What is asked: Repeat the material exactly as it appears.

* BEGIN Dataset content *

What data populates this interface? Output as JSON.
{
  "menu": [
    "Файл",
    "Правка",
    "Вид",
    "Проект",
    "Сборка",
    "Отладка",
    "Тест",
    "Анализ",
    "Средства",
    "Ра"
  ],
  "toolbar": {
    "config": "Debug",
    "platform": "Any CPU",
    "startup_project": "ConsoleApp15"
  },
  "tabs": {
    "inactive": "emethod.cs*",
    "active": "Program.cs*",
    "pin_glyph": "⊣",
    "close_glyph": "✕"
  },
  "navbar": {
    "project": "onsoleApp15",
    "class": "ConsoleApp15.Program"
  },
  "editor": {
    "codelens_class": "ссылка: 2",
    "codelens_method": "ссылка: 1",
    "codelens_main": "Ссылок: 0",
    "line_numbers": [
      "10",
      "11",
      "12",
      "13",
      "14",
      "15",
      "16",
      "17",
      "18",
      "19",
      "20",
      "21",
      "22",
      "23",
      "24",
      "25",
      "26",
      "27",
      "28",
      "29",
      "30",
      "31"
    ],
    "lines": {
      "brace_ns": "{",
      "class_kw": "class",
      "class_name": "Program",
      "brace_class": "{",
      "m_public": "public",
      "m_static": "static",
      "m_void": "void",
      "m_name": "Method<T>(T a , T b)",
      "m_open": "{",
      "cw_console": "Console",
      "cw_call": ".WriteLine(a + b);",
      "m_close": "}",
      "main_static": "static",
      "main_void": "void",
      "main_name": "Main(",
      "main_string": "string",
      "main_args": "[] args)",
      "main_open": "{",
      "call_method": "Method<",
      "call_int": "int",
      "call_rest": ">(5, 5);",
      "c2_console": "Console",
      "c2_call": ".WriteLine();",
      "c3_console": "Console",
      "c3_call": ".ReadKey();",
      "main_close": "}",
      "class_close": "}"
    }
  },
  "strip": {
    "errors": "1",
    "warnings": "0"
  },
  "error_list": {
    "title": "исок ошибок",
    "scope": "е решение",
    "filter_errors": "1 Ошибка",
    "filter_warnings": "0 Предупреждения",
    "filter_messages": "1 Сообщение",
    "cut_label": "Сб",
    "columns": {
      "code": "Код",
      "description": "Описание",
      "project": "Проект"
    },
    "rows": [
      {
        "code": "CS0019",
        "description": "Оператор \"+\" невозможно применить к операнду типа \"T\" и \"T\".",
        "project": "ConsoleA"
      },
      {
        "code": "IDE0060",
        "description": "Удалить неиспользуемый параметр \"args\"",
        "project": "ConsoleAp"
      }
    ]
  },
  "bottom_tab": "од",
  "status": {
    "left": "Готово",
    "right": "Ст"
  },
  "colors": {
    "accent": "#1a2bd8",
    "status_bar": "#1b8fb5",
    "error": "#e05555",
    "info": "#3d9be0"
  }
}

* END Dataset content *

Task solution:
What data populates this interface? Output as JSON.
{
  "menu": [
    "Файл",
    "Правка",
    "Вид",
    "Проект",
    "Сборка",
    "Отладка",
    "Тест",
    "Анализ",
    "Средства",
    "Ра"
  ],
  "toolbar": {
    "config": "Debug",
    "platform": "Any CPU",
    "startup_project": "ConsoleApp15"
  },
  "tabs": {
    "inactive": "emethod.cs*",
    "active": "Program.cs*",
    "pin_glyph": "⊣",
    "close_glyph": "✕"
  },
  "navbar": {
    "project": "onsoleApp15",
    "class": "ConsoleApp15.Program"
  },
  "editor": {
    "codelens_class": "ссылка: 2",
    "codelens_method": "ссылка: 1",
    "codelens_main": "Ссылок: 0",
    "line_numbers": [
      "10",
      "11",
      "12",
      "13",
      "14",
      "15",
      "16",
      "17",
      "18",
      "19",
      "20",
      "21",
      "22",
      "23",
      "24",
      "25",
      "26",
      "27",
      "28",
      "29",
      "30",
      "31"
    ],
    "lines": {
      "brace_ns": "{",
      "class_kw": "class",
      "class_name": "Program",
      "brace_class": "{",
      "m_public": "public",
      "m_static": "static",
      "m_void": "void",
      "m_name": "Method<T>(T a , T b)",
      "m_open": "{",
      "cw_console": "Console",
      "cw_call": ".WriteLine(a + b);",
      "m_close": "}",
      "main_static": "static",
      "main_void": "void",
      "main_name": "Main(",
      "main_string": "string",
      "main_args": "[] args)",
      "main_open": "{",
      "call_method": "Method<",
      "call_int": "int",
      "call_rest": ">(5, 5);",
      "c2_console": "Console",
      "c2_call": ".WriteLine();",
      "c3_console": "Console",
      "c3_call": ".ReadKey();",
      "main_close": "}",
      "class_close": "}"
    }
  },
  "strip": {
    "errors": "1",
    "warnings": "0"
  },
  "error_list": {
    "title": "исок ошибок",
    "scope": "е решение",
    "filter_errors": "1 Ошибка",
    "filter_warnings": "0 Предупреждения",
    "filter_messages": "1 Сообщение",
    "cut_label": "Сб",
    "columns": {
      "code": "Код",
      "description": "Описание",
      "project": "Проект"
    },
    "rows": [
      {
        "code": "CS0019",
        "description": "Оператор \"+\" невозможно применить к операнду типа \"T\" и \"T\".",
        "project": "ConsoleA"
      },
      {
        "code": "IDE0060",
        "description": "Удалить неиспользуемый параметр \"args\"",
        "project": "ConsoleAp"
      }
    ]
  },
  "bottom_tab": "од",
  "status": {
    "left": "Готово",
    "right": "Ст"
  },
  "colors": {
    "accent": "#1a2bd8",
    "status_bar": "#1b8fb5",
    "error": "#e05555",
    "info": "#3d9be0"
  }
}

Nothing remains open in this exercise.